• _Co zrobić_
Przepisz dosłownie wszystkie poniższe rekordy i zachowaj każdy wiersz bez żadnych zmian.

• _Dane wejściowe_
○ ○ ○ ○ ○ ○ ○

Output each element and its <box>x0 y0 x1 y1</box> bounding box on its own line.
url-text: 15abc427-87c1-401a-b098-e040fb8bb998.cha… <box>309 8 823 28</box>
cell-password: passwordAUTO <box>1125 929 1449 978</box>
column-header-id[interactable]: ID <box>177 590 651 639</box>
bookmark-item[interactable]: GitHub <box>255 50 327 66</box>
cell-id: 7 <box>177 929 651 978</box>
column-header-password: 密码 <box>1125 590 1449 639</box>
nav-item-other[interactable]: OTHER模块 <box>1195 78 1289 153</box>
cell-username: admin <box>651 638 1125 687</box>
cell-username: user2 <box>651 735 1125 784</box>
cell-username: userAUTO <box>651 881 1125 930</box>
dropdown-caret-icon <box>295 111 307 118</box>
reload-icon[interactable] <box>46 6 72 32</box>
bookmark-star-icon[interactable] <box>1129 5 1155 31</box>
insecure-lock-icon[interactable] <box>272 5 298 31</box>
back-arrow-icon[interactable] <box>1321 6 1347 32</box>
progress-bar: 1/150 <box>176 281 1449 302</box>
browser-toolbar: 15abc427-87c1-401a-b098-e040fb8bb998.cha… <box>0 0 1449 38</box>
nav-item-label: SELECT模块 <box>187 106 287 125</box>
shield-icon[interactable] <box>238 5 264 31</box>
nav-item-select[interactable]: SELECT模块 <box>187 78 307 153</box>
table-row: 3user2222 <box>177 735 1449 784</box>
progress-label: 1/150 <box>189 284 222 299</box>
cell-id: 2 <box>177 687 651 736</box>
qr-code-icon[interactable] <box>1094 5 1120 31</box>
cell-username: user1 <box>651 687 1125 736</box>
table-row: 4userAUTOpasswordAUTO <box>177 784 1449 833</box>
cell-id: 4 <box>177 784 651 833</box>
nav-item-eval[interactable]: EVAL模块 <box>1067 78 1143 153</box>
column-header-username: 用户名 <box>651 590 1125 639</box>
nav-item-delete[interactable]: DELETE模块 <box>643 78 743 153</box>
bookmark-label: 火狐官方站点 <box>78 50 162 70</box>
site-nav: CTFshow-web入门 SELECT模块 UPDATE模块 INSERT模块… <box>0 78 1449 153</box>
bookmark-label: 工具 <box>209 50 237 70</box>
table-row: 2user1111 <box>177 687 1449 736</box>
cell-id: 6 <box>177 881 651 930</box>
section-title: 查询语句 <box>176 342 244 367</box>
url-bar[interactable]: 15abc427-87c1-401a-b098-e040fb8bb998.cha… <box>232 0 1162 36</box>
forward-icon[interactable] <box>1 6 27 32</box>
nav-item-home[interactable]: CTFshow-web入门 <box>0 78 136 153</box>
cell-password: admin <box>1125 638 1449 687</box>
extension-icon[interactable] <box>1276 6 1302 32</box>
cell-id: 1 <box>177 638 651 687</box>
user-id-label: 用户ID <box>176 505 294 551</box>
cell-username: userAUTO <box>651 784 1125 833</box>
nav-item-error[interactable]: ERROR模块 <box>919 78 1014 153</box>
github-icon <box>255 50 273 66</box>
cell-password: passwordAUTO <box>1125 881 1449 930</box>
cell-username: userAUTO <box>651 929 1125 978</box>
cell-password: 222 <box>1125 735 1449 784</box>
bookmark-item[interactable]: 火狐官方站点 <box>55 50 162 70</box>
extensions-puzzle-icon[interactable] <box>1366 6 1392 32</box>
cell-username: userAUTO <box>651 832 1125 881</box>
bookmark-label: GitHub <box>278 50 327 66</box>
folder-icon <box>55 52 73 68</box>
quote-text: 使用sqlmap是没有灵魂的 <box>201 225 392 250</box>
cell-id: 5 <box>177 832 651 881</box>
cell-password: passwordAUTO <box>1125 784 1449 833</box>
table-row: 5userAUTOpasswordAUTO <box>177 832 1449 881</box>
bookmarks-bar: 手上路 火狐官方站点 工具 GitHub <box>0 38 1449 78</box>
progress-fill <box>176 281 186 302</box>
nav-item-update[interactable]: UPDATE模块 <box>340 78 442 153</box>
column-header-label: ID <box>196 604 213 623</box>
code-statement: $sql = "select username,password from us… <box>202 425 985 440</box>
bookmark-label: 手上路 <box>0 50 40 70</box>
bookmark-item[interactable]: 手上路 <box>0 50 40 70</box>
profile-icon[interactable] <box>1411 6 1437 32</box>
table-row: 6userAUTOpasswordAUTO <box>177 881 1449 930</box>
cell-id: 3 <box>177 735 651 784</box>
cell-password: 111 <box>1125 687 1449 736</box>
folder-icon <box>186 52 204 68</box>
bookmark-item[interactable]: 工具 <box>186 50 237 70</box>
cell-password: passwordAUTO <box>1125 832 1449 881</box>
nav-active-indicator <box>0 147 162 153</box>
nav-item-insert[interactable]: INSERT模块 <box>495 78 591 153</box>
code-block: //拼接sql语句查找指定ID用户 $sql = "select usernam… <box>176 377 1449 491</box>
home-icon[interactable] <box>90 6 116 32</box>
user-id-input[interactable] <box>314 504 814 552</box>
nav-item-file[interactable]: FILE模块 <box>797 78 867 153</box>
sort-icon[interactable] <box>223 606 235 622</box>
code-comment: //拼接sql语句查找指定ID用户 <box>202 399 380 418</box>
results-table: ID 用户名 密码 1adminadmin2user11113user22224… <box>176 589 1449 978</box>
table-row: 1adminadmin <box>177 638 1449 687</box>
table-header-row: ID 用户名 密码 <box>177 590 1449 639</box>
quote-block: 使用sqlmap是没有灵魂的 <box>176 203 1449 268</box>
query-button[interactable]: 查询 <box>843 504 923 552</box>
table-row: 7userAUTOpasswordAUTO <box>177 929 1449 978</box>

○ ○ ○ ○ ○ ○ ○

• _Rozwiązanie_
Output each element and its <box>x0 y0 x1 y1</box> bounding box on its own line.
url-text: 15abc427-87c1-401a-b098-e040fb8bb998.cha… <box>309 8 823 28</box>
cell-password: passwordAUTO <box>1125 929 1449 978</box>
column-header-id[interactable]: ID <box>177 590 651 639</box>
bookmark-item[interactable]: GitHub <box>255 50 327 66</box>
cell-id: 7 <box>177 929 651 978</box>
column-header-password: 密码 <box>1125 590 1449 639</box>
nav-item-other[interactable]: OTHER模块 <box>1195 78 1289 153</box>
cell-username: admin <box>651 638 1125 687</box>
cell-username: user2 <box>651 735 1125 784</box>
cell-username: userAUTO <box>651 881 1125 930</box>
dropdown-caret-icon <box>295 111 307 118</box>
reload-icon[interactable] <box>46 6 72 32</box>
bookmark-star-icon[interactable] <box>1129 5 1155 31</box>
insecure-lock-icon[interactable] <box>272 5 298 31</box>
back-arrow-icon[interactable] <box>1321 6 1347 32</box>
progress-bar: 1/150 <box>176 281 1449 302</box>
browser-toolbar: 15abc427-87c1-401a-b098-e040fb8bb998.cha… <box>0 0 1449 38</box>
nav-item-label: SELECT模块 <box>187 106 287 125</box>
shield-icon[interactable] <box>238 5 264 31</box>
nav-item-select[interactable]: SELECT模块 <box>187 78 307 153</box>
table-row: 3user2222 <box>177 735 1449 784</box>
progress-label: 1/150 <box>189 284 222 299</box>
cell-id: 2 <box>177 687 651 736</box>
qr-code-icon[interactable] <box>1094 5 1120 31</box>
cell-username: user1 <box>651 687 1125 736</box>
table-row: 4userAUTOpasswordAUTO <box>177 784 1449 833</box>
cell-id: 4 <box>177 784 651 833</box>
nav-item-eval[interactable]: EVAL模块 <box>1067 78 1143 153</box>
column-header-username: 用户名 <box>651 590 1125 639</box>
nav-item-delete[interactable]: DELETE模块 <box>643 78 743 153</box>
bookmark-label: 火狐官方站点 <box>78 50 162 70</box>
site-nav: CTFshow-web入门 SELECT模块 UPDATE模块 INSERT模块… <box>0 78 1449 153</box>
bookmark-label: 工具 <box>209 50 237 70</box>
table-row: 2user1111 <box>177 687 1449 736</box>
cell-id: 6 <box>177 881 651 930</box>
section-title: 查询语句 <box>176 342 244 367</box>
url-bar[interactable]: 15abc427-87c1-401a-b098-e040fb8bb998.cha… <box>232 0 1162 36</box>
forward-icon[interactable] <box>1 6 27 32</box>
nav-item-home[interactable]: CTFshow-web入门 <box>0 78 136 153</box>
cell-password: admin <box>1125 638 1449 687</box>
extension-icon[interactable] <box>1276 6 1302 32</box>
cell-id: 1 <box>177 638 651 687</box>
user-id-label: 用户ID <box>176 505 294 551</box>
cell-username: userAUTO <box>651 784 1125 833</box>
nav-item-error[interactable]: ERROR模块 <box>919 78 1014 153</box>
github-icon <box>255 50 273 66</box>
cell-password: passwordAUTO <box>1125 881 1449 930</box>
cell-username: userAUTO <box>651 929 1125 978</box>
cell-password: 222 <box>1125 735 1449 784</box>
bookmark-item[interactable]: 火狐官方站点 <box>55 50 162 70</box>
extensions-puzzle-icon[interactable] <box>1366 6 1392 32</box>
cell-username: userAUTO <box>651 832 1125 881</box>
bookmark-label: GitHub <box>278 50 327 66</box>
folder-icon <box>55 52 73 68</box>
quote-text: 使用sqlmap是没有灵魂的 <box>201 225 392 250</box>
cell-id: 5 <box>177 832 651 881</box>
cell-password: passwordAUTO <box>1125 784 1449 833</box>
table-row: 5userAUTOpasswordAUTO <box>177 832 1449 881</box>
bookmarks-bar: 手上路 火狐官方站点 工具 GitHub <box>0 38 1449 78</box>
progress-fill <box>176 281 186 302</box>
nav-item-update[interactable]: UPDATE模块 <box>340 78 442 153</box>
column-header-label: ID <box>196 604 213 623</box>
code-statement: $sql = "select username,password from us… <box>202 425 985 440</box>
bookmark-label: 手上路 <box>0 50 40 70</box>
bookmark-item[interactable]: 手上路 <box>0 50 40 70</box>
profile-icon[interactable] <box>1411 6 1437 32</box>
table-row: 6userAUTOpasswordAUTO <box>177 881 1449 930</box>
cell-id: 3 <box>177 735 651 784</box>
cell-password: 111 <box>1125 687 1449 736</box>
folder-icon <box>186 52 204 68</box>
bookmark-item[interactable]: 工具 <box>186 50 237 70</box>
cell-password: passwordAUTO <box>1125 832 1449 881</box>
nav-active-indicator <box>0 147 162 153</box>
nav-item-insert[interactable]: INSERT模块 <box>495 78 591 153</box>
code-block: //拼接sql语句查找指定ID用户 $sql = "select usernam… <box>176 377 1449 491</box>
home-icon[interactable] <box>90 6 116 32</box>
user-id-input[interactable] <box>314 504 814 552</box>
nav-item-file[interactable]: FILE模块 <box>797 78 867 153</box>
sort-icon[interactable] <box>223 606 235 622</box>
code-comment: //拼接sql语句查找指定ID用户 <box>202 399 380 418</box>
results-table: ID 用户名 密码 1adminadmin2user11113user22224… <box>176 589 1449 978</box>
table-row: 1adminadmin <box>177 638 1449 687</box>
table-header-row: ID 用户名 密码 <box>177 590 1449 639</box>
quote-block: 使用sqlmap是没有灵魂的 <box>176 203 1449 268</box>
query-button[interactable]: 查询 <box>843 504 923 552</box>
table-row: 7userAUTOpasswordAUTO <box>177 929 1449 978</box>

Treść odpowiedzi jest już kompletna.